[Data excerpts]
..............................
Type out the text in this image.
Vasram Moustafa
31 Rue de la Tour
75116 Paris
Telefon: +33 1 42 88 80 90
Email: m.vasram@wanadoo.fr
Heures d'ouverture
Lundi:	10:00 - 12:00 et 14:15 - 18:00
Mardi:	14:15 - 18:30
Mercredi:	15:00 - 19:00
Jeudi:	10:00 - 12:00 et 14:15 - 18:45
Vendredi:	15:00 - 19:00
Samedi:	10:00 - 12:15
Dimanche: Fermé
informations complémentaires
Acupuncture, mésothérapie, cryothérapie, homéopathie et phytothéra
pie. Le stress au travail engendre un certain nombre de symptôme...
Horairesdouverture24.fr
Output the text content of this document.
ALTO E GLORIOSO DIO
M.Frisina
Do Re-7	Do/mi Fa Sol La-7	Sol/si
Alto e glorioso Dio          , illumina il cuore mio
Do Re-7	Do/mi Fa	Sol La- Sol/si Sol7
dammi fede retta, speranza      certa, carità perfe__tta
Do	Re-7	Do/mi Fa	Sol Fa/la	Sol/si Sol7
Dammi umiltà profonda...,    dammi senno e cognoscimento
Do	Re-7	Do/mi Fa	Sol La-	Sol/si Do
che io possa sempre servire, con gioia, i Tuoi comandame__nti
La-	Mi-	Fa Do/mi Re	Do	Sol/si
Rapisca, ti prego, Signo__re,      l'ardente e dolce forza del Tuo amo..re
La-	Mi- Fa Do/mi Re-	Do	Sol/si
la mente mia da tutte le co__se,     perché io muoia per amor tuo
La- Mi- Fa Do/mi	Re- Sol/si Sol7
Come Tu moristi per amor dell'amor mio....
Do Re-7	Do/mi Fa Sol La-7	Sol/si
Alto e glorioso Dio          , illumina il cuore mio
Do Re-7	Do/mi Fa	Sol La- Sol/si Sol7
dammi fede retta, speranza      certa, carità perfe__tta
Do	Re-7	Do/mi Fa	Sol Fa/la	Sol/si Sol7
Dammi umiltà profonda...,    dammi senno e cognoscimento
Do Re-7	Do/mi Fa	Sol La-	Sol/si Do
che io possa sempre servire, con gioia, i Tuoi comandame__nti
..............................
» Written task
Repeat the records above in full, character for character.

» Response
Type out the text in this image.
Vasram Moustafa
31 Rue de la Tour
75116 Paris
Telefon: +33 1 42 88 80 90
Email: m.vasram@wanadoo.fr
Heures d'ouverture
Lundi:	10:00 - 12:00 et 14:15 - 18:00
Mardi:	14:15 - 18:30
Mercredi:	15:00 - 19:00
Jeudi:	10:00 - 12:00 et 14:15 - 18:45
Vendredi:	15:00 - 19:00
Samedi:	10:00 - 12:15
Dimanche: Fermé
informations complémentaires
Acupuncture, mésothérapie, cryothérapie, homéopathie et phytothéra
pie. Le stress au travail engendre un certain nombre de symptôme...
Horairesdouverture24.fr
Output the text content of this document.
ALTO E GLORIOSO DIO
M.Frisina
Do Re-7	Do/mi Fa Sol La-7	Sol/si
Alto e glorioso Dio          , illumina il cuore mio
Do Re-7	Do/mi Fa	Sol La- Sol/si Sol7
dammi fede retta, speranza      certa, carità perfe__tta
Do	Re-7	Do/mi Fa	Sol Fa/la	Sol/si Sol7
Dammi umiltà profonda...,    dammi senno e cognoscimento
Do	Re-7	Do/mi Fa	Sol La-	Sol/si Do
che io possa sempre servire, con gioia, i Tuoi comandame__nti
La-	Mi-	Fa Do/mi Re	Do	Sol/si
Rapisca, ti prego, Signo__re,      l'ardente e dolce forza del Tuo amo..re
La-	Mi- Fa Do/mi Re-	Do	Sol/si
la mente mia da tutte le co__se,     perché io muoia per amor tuo
La- Mi- Fa Do/mi	Re- Sol/si Sol7
Come Tu moristi per amor dell'amor mio....
Do Re-7	Do/mi Fa Sol La-7	Sol/si
Alto e glorioso Dio          , illumina il cuore mio
Do Re-7	Do/mi Fa	Sol La- Sol/si Sol7
dammi fede retta, speranza      certa, carità perfe__tta
Do	Re-7	Do/mi Fa	Sol Fa/la	Sol/si Sol7
Dammi umiltà profonda...,    dammi senno e cognoscimento
Do Re-7	Do/mi Fa	Sol La-	Sol/si Do
che io possa sempre servire, con gioia, i Tuoi comandame__nti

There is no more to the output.